• [REQUEST]: Write the records out again, precisely as they stand.

• [PROVIDED DATA]:
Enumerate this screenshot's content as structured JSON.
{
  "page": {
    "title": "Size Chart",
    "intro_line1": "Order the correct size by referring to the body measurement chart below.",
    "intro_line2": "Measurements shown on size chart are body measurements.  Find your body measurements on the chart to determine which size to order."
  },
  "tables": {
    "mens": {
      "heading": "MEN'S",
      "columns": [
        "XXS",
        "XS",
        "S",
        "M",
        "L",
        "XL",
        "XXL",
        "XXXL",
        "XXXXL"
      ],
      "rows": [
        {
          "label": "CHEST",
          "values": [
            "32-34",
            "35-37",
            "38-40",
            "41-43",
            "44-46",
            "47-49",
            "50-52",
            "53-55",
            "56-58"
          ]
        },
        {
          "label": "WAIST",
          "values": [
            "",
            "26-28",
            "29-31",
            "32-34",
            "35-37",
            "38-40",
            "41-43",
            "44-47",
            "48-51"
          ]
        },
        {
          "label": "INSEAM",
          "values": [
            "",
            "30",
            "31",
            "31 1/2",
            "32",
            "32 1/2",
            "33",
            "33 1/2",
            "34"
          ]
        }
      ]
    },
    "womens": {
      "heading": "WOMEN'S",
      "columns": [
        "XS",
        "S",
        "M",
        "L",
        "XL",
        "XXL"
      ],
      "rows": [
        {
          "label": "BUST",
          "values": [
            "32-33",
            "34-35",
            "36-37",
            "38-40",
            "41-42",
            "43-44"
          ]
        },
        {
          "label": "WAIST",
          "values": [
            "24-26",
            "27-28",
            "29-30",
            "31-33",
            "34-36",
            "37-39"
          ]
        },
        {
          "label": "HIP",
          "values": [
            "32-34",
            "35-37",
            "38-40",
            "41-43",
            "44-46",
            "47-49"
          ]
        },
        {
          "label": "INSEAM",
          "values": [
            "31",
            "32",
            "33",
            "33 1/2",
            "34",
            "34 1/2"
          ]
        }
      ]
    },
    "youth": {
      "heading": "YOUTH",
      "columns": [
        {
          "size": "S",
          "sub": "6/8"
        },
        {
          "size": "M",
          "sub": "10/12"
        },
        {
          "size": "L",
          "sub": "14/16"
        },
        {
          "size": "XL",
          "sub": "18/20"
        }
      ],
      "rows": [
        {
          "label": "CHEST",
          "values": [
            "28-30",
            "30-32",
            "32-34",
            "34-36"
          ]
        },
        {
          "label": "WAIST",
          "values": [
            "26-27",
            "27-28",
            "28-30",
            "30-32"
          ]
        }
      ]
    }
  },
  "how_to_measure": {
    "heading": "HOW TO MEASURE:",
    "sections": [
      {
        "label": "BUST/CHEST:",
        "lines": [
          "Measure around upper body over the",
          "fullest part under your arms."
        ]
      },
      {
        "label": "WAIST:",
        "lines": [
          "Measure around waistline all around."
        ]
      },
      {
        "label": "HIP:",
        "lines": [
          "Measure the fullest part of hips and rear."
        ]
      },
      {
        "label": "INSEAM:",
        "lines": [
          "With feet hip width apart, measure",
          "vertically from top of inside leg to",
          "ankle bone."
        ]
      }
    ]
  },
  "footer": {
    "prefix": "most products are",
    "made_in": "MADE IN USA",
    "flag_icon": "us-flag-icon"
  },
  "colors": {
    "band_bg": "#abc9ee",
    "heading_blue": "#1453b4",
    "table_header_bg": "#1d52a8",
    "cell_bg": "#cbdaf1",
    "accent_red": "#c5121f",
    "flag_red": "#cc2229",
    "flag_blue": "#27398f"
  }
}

• [WORKED ANSWER]:
Enumerate this screenshot's content as structured JSON.
{
  "page": {
    "title": "Size Chart",
    "intro_line1": "Order the correct size by referring to the body measurement chart below.",
    "intro_line2": "Measurements shown on size chart are body measurements.  Find your body measurements on the chart to determine which size to order."
  },
  "tables": {
    "mens": {
      "heading": "MEN'S",
      "columns": [
        "XXS",
        "XS",
        "S",
        "M",
        "L",
        "XL",
        "XXL",
        "XXXL",
        "XXXXL"
      ],
      "rows": [
        {
          "label": "CHEST",
          "values": [
            "32-34",
            "35-37",
            "38-40",
            "41-43",
            "44-46",
            "47-49",
            "50-52",
            "53-55",
            "56-58"
          ]
        },
        {
          "label": "WAIST",
          "values": [
            "",
            "26-28",
            "29-31",
            "32-34",
            "35-37",
            "38-40",
            "41-43",
            "44-47",
            "48-51"
          ]
        },
        {
          "label": "INSEAM",
          "values": [
            "",
            "30",
            "31",
            "31 1/2",
            "32",
            "32 1/2",
            "33",
            "33 1/2",
            "34"
          ]
        }
      ]
    },
    "womens": {
      "heading": "WOMEN'S",
      "columns": [
        "XS",
        "S",
        "M",
        "L",
        "XL",
        "XXL"
      ],
      "rows": [
        {
          "label": "BUST",
          "values": [
            "32-33",
            "34-35",
            "36-37",
            "38-40",
            "41-42",
            "43-44"
          ]
        },
        {
          "label": "WAIST",
          "values": [
            "24-26",
            "27-28",
            "29-30",
            "31-33",
            "34-36",
            "37-39"
          ]
        },
        {
          "label": "HIP",
          "values": [
            "32-34",
            "35-37",
            "38-40",
            "41-43",
            "44-46",
            "47-49"
          ]
        },
        {
          "label": "INSEAM",
          "values": [
            "31",
            "32",
            "33",
            "33 1/2",
            "34",
            "34 1/2"
          ]
        }
      ]
    },
    "youth": {
      "heading": "YOUTH",
      "columns": [
        {
          "size": "S",
          "sub": "6/8"
        },
        {
          "size": "M",
          "sub": "10/12"
        },
        {
          "size": "L",
          "sub": "14/16"
        },
        {
          "size": "XL",
          "sub": "18/20"
        }
      ],
      "rows": [
        {
          "label": "CHEST",
          "values": [
            "28-30",
            "30-32",
            "32-34",
            "34-36"
          ]
        },
        {
          "label": "WAIST",
          "values": [
            "26-27",
            "27-28",
            "28-30",
            "30-32"
          ]
        }
      ]
    }
  },
  "how_to_measure": {
    "heading": "HOW TO MEASURE:",
    "sections": [
      {
        "label": "BUST/CHEST:",
        "lines": [
          "Measure around upper body over the",
          "fullest part under your arms."
        ]
      },
      {
        "label": "WAIST:",
        "lines": [
          "Measure around waistline all around."
        ]
      },
      {
        "label": "HIP:",
        "lines": [
          "Measure the fullest part of hips and rear."
        ]
      },
      {
        "label": "INSEAM:",
        "lines": [
          "With feet hip width apart, measure",
          "vertically from top of inside leg to",
          "ankle bone."
        ]
      }
    ]
  },
  "footer": {
    "prefix": "most products are",
    "made_in": "MADE IN USA",
    "flag_icon": "us-flag-icon"
  },
  "colors": {
    "band_bg": "#abc9ee",
    "heading_blue": "#1453b4",
    "table_header_bg": "#1d52a8",
    "cell_bg": "#cbdaf1",
    "accent_red": "#c5121f",
    "flag_red": "#cc2229",
    "flag_blue": "#27398f"
  }
}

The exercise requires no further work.